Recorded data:
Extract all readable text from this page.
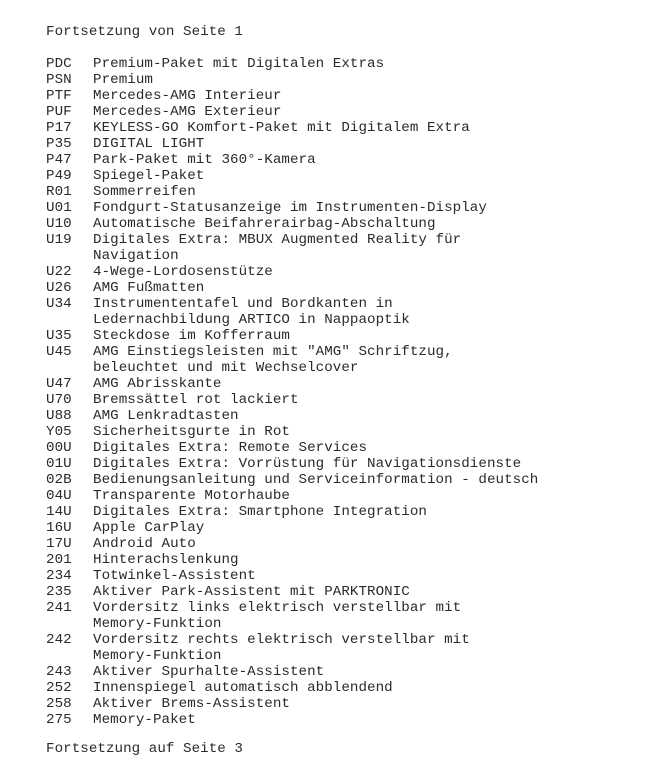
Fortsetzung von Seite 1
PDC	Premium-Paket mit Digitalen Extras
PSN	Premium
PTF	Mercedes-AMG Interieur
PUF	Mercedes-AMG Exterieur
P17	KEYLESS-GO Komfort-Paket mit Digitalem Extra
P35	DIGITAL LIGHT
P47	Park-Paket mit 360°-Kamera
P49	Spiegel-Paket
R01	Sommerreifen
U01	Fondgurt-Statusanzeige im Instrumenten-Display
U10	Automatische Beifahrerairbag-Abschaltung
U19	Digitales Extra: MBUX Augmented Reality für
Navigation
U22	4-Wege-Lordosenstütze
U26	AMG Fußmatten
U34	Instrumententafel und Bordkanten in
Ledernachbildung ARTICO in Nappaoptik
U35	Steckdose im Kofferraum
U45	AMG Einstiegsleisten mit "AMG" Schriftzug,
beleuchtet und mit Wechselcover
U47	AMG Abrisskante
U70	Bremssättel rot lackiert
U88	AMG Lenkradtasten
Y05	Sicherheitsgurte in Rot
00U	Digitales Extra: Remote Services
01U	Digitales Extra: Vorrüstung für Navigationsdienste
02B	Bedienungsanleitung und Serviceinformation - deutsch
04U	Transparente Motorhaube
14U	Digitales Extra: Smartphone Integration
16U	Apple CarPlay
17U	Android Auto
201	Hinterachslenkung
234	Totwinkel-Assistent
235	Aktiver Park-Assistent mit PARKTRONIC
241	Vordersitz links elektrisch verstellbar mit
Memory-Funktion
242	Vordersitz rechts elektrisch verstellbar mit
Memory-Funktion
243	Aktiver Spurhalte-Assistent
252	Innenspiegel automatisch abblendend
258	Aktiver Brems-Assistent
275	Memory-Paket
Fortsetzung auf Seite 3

## Task prompt
Count the lines in the entries above that include the string "Park", then give only that figure.

## Answer for this exercise
2